Reproduce the records below exactly, leaving out any pictures.

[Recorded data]
- - - - -

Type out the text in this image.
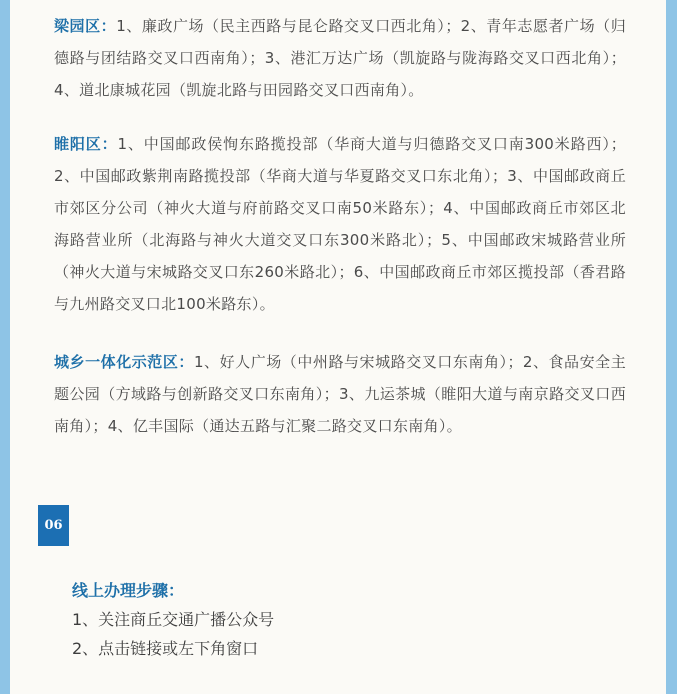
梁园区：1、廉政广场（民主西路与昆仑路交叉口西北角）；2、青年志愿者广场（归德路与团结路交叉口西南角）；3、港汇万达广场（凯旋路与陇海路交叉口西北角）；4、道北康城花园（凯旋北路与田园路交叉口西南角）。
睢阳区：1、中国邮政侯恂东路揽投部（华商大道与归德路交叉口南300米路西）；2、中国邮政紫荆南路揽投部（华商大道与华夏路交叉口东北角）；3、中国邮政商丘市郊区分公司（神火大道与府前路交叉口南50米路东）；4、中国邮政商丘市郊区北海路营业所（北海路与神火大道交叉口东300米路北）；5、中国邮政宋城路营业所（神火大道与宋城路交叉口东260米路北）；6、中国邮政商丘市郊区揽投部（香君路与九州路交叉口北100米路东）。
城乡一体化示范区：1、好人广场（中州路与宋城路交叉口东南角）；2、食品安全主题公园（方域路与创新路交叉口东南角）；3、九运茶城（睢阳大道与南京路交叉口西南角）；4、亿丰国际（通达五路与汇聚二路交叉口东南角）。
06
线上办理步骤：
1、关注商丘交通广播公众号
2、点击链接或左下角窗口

- - - - -

*Answer to the problem*:
Type out the text in this image.
梁园区：1、廉政广场（民主西路与昆仑路交叉口西北角）；2、青年志愿者广场（归德路与团结路交叉口西南角）；3、港汇万达广场（凯旋路与陇海路交叉口西北角）；4、道北康城花园（凯旋北路与田园路交叉口西南角）。
睢阳区：1、中国邮政侯恂东路揽投部（华商大道与归德路交叉口南300米路西）；2、中国邮政紫荆南路揽投部（华商大道与华夏路交叉口东北角）；3、中国邮政商丘市郊区分公司（神火大道与府前路交叉口南50米路东）；4、中国邮政商丘市郊区北海路营业所（北海路与神火大道交叉口东300米路北）；5、中国邮政宋城路营业所（神火大道与宋城路交叉口东260米路北）；6、中国邮政商丘市郊区揽投部（香君路与九州路交叉口北100米路东）。
城乡一体化示范区：1、好人广场（中州路与宋城路交叉口东南角）；2、食品安全主题公园（方域路与创新路交叉口东南角）；3、九运茶城（睢阳大道与南京路交叉口西南角）；4、亿丰国际（通达五路与汇聚二路交叉口东南角）。
06
线上办理步骤：
1、关注商丘交通广播公众号
2、点击链接或左下角窗口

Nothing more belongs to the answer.